WHAT YOU ARE ASKED TO DO:
Look through the material below and give the number of lines holding "годы", with no other words.

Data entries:
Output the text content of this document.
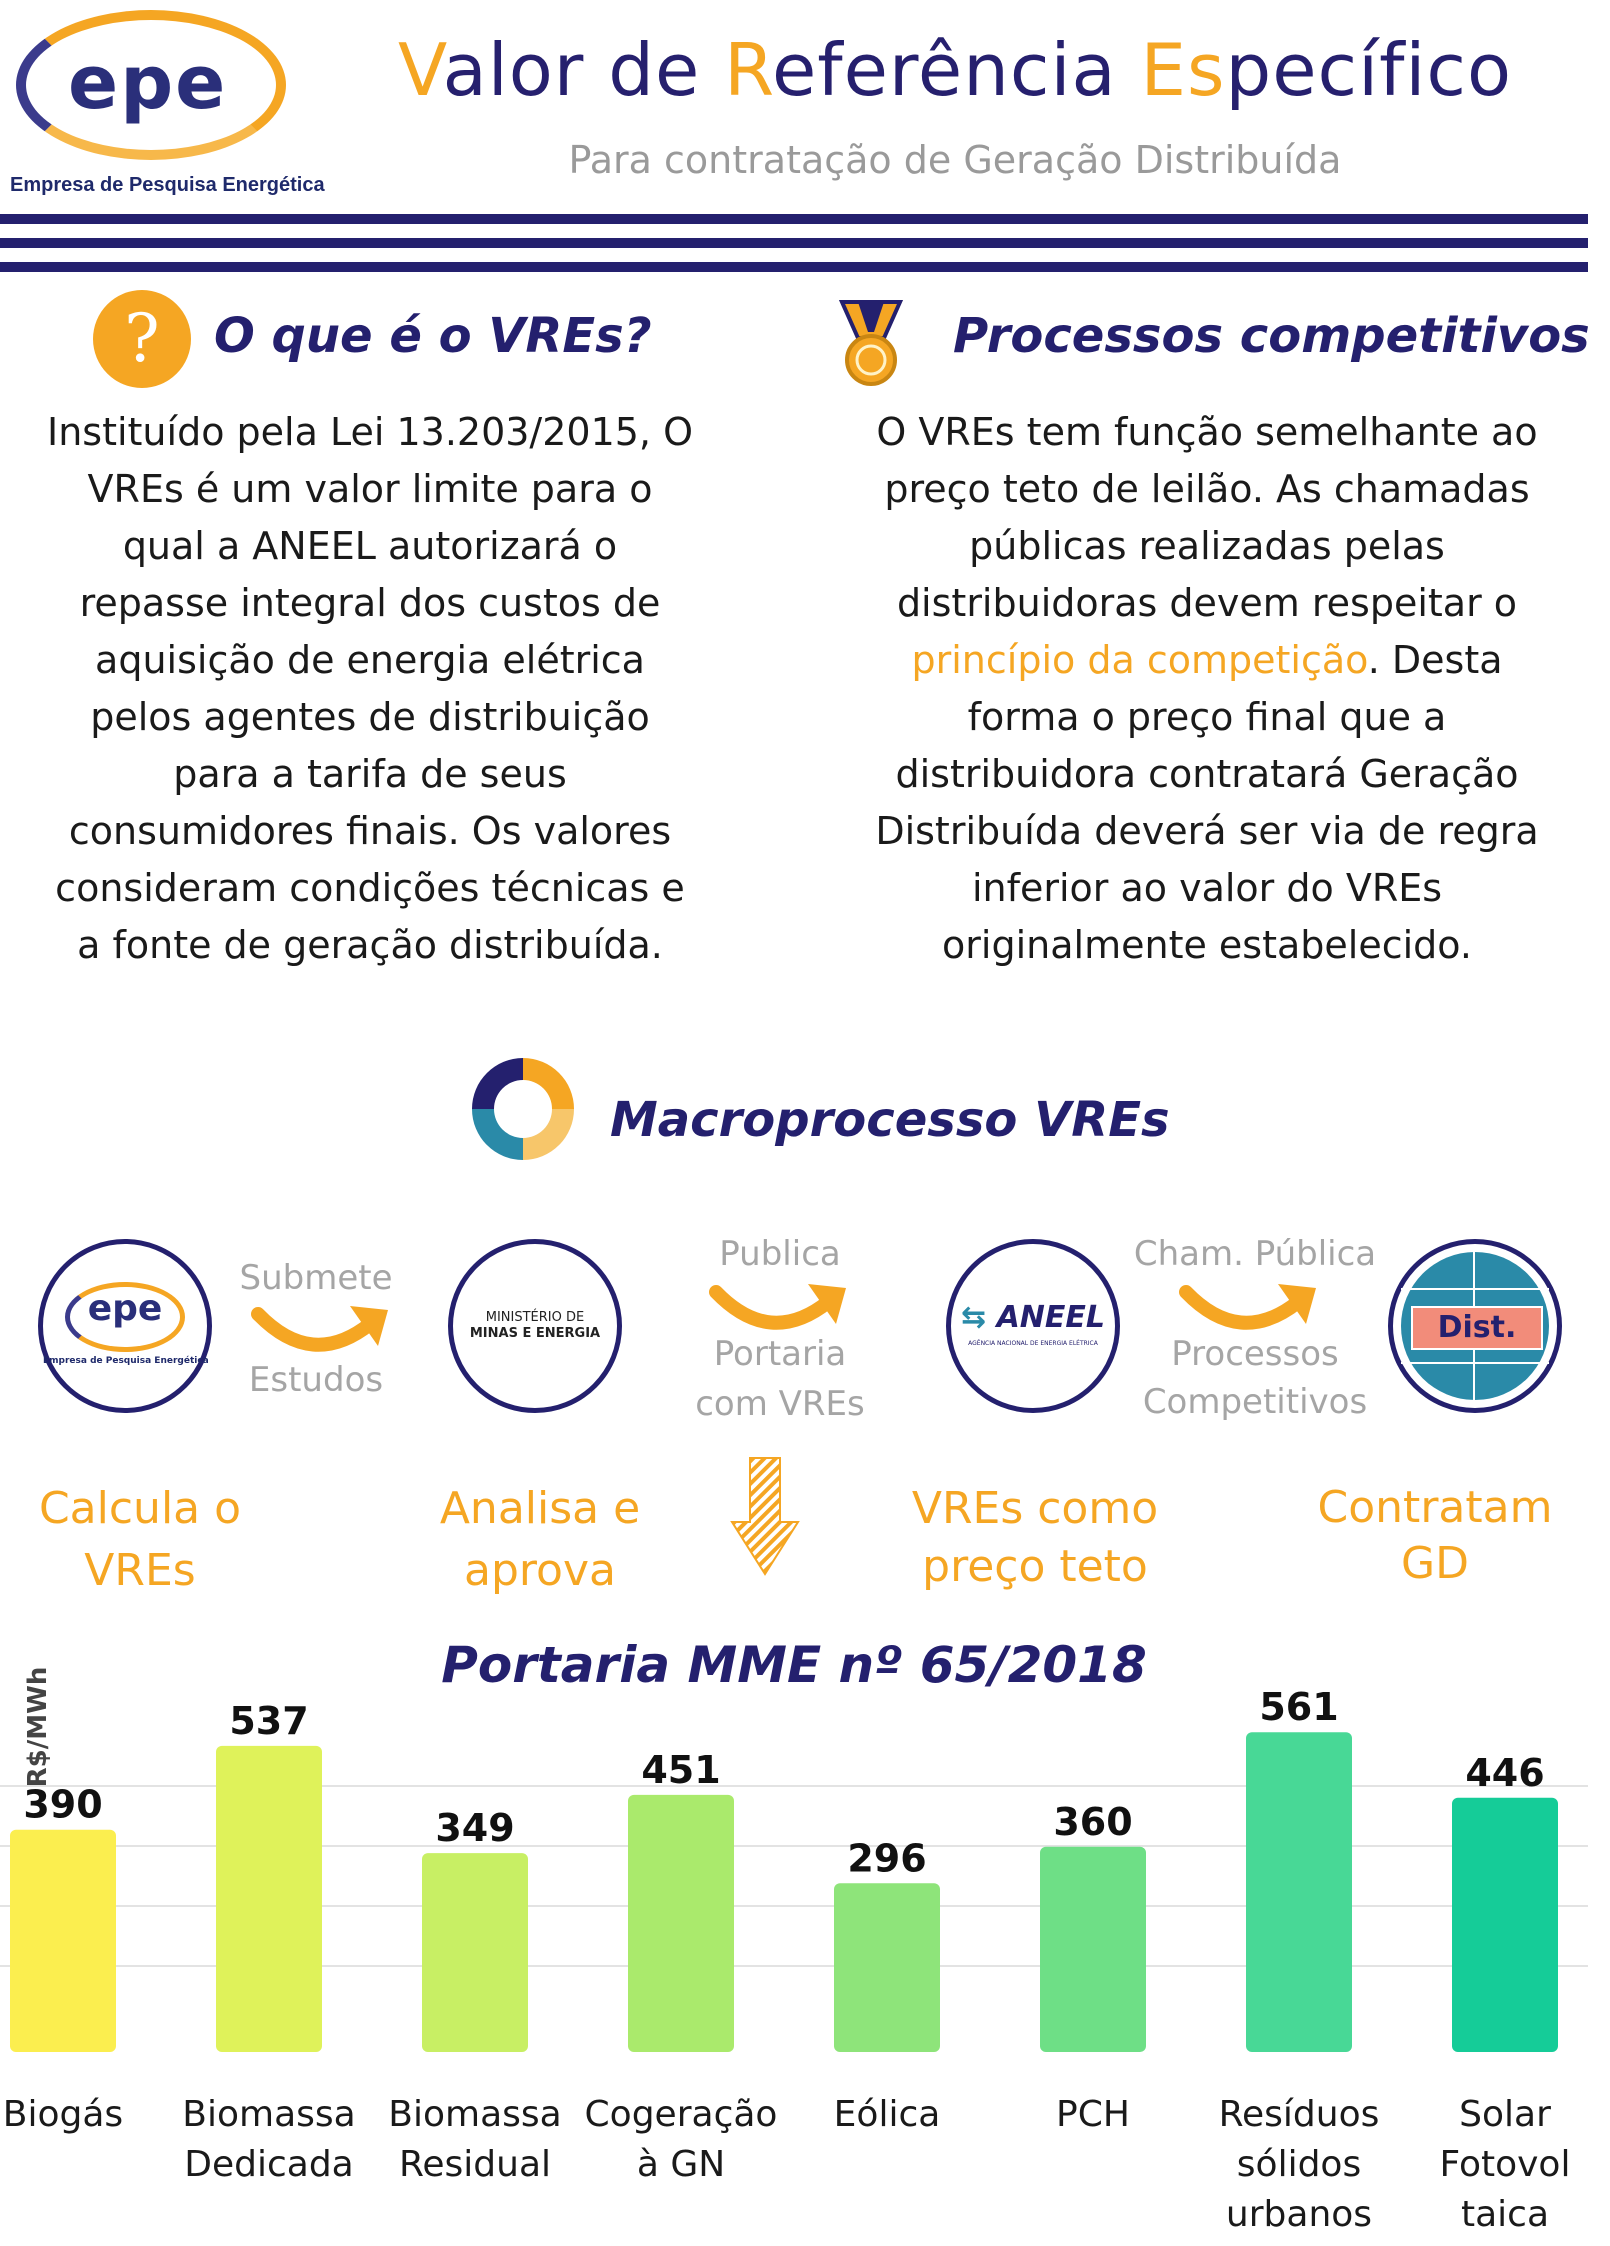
epe
Empresa de Pesquisa Energética
Valor de Referência Específico
Para contratação de Geração Distribuída
?	O que é o VREs?
Instituído pela Lei 13.203/2015, O
VREs é um valor limite para o
qual a ANEEL autorizará o
repasse integral dos custos de
aquisição de energia elétrica
pelos agentes de distribuição
para a tarifa de seus
consumidores finais. Os valores
consideram condições técnicas e
a fonte de geração distribuída.
Processos competitivos
O VREs tem função semelhante ao
preço teto de leilão. As chamadas
públicas realizadas pelas
distribuidoras devem respeitar o
princípio da competição. Desta
forma o preço final que a
distribuidora contratará Geração
Distribuída deverá ser via de regra
inferior ao valor do VREs
originalmente estabelecido.
Macroprocesso VREs
epe
Empresa de Pesquisa Energética
MINISTÉRIO DE
MINAS E ENERGIA	⇆ ANEEL
AGÊNCIA NACIONAL DE ENERGIA ELÉTRICA	Dist.
Submete
Estudos
Publica
Portaria
com VREs
Cham. Pública
Processos
Competitivos
Calcula o
VREs
Analisa e
aprova
VREs como
preço teto
Contratam
GD
Portaria MME nº 65/2018
R$/MWh
390
537
349
451
296
360
561
446
Biogás	Biomassa
Dedicada
Biomassa
Residual
Cogeração
à GN
Eólica	PCH	Resíduos
sólidos
urbanos
Solar
Fotovol
taica
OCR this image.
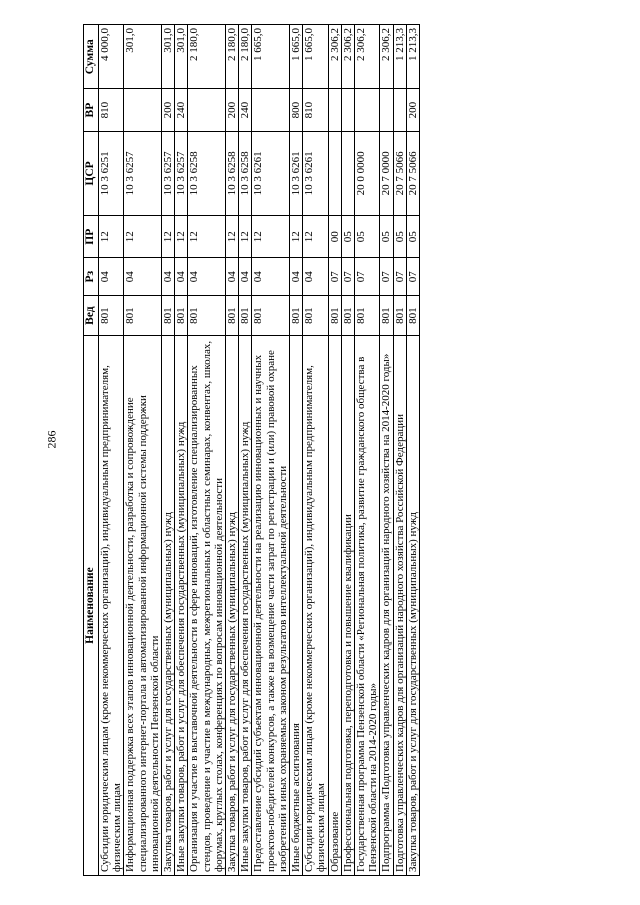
286
Наименование	Вед	Рз	ПР	ЦСР	ВР	Сумма
Субсидии юридическим лицам (кроме некоммерческих организаций), индивидуальным предпринимателям, физическим лицам	801	04	12	10 3 6251	810	4 000,0
Информационная поддержка всех этапов инновационной деятельности, разработка и сопровождение специализированного интернет-портала и автоматизированной информационной системы поддержки инновационной деятельности Пензенской области	801	04	12	10 3 6257		301,0
Закупка товаров, работ и услуг для государственных (муниципальных) нужд	801	04	12	10 3 6257	200	301,0
Иные закупки товаров, работ и услуг для обеспечения государственных (муниципальных) нужд	801	04	12	10 3 6257	240	301,0
Организация и участие в выставочной деятельности в сфере инноваций, изготовление специализированных стендов, проведение и участие в международных, межрегиональных и областных семинарах, конвентах, школах, форумах, круглых столах, конференциях по вопросам инновационной деятельности	801	04	12	10 3 6258		2 180,0
Закупка товаров, работ и услуг для государственных (муниципальных) нужд	801	04	12	10 3 6258	200	2 180,0
Иные закупки товаров, работ и услуг для обеспечения государственных (муниципальных) нужд	801	04	12	10 3 6258	240	2 180,0
Предоставление субсидий субъектам инновационной деятельности на реализацию инновационных и научных проектов-победителей конкурсов, а также на возмещение части затрат по регистрации и (или) правовой охране изобретений и иных охраняемых законом результатов интеллектуальной деятельности	801	04	12	10 3 6261		1 665,0
Иные бюджетные ассигнования	801	04	12	10 3 6261	800	1 665,0
Субсидии юридическим лицам (кроме некоммерческих организаций), индивидуальным предпринимателям, физическим лицам	801	04	12	10 3 6261	810	1 665,0
Образование	801	07	00			2 306,2
Профессиональная подготовка, переподготовка и повышение квалификации	801	07	05			2 306,2
Государственная программа Пензенской области «Региональная политика, развитие гражданского общества в Пензенской области на 2014-2020 годы»	801	07	05	20 0 0000		2 306,2
Подпрограмма «Подготовка управленческих кадров для организаций народного хозяйства на 2014-2020 годы»	801	07	05	20 7 0000		2 306,2
Подготовка управленческих кадров для организаций народного хозяйства Российской Федерации	801	07	05	20 7 5066		1 213,3
Закупка товаров, работ и услуг для государственных (муниципальных) нужд	801	07	05	20 7 5066	200	1 213,3
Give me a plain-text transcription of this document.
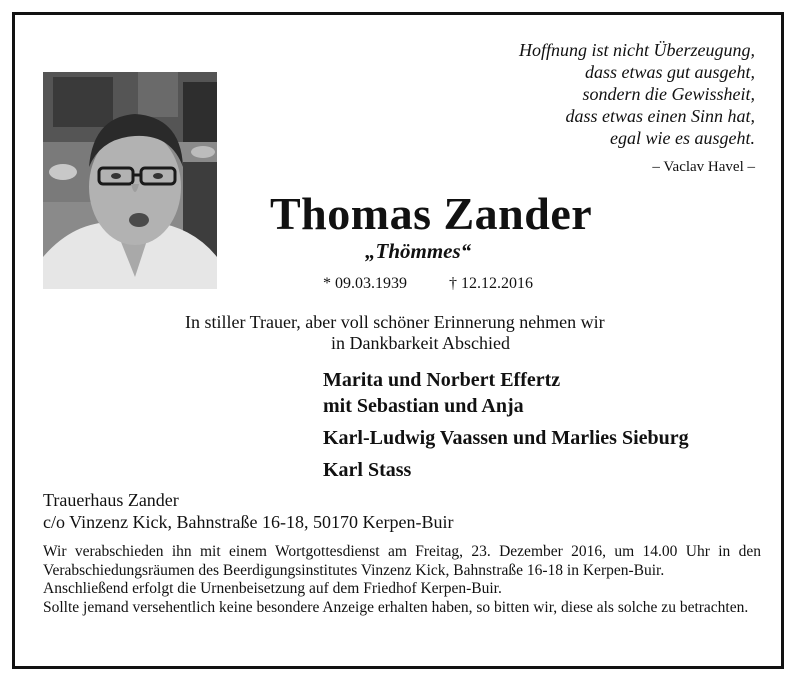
Hoffnung ist nicht Überzeugung,
dass etwas gut ausgeht,
sondern die Gewissheit,
dass etwas einen Sinn hat,
egal wie es ausgeht.
– Vaclav Havel –
Thomas Zander
„Thömmes“
* 09.03.1939	† 12.12.2016
In stiller Trauer, aber voll schöner Erinnerung nehmen wir
in Dankbarkeit Abschied
Marita und Norbert Effertz
mit Sebastian und Anja
Karl-Ludwig Vaassen und Marlies Sieburg
Karl Stass
Trauerhaus Zander
c/o Vinzenz Kick, Bahnstraße 16-18, 50170 Kerpen-Buir
Wir verabschieden ihn mit einem Wortgottesdienst am Freitag, 23. Dezember 2016, um 14.00 Uhr in den Verabschiedungsräumen des Beerdigungsinstitutes Vinzenz Kick, Bahnstraße 16-18 in Kerpen-Buir.
Anschließend erfolgt die Urnenbeisetzung auf dem Friedhof Kerpen-Buir.
Sollte jemand versehentlich keine besondere Anzeige erhalten haben, so bitten wir, diese als solche zu betrachten.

SOLUTION FOR THIS PROBLEM:
2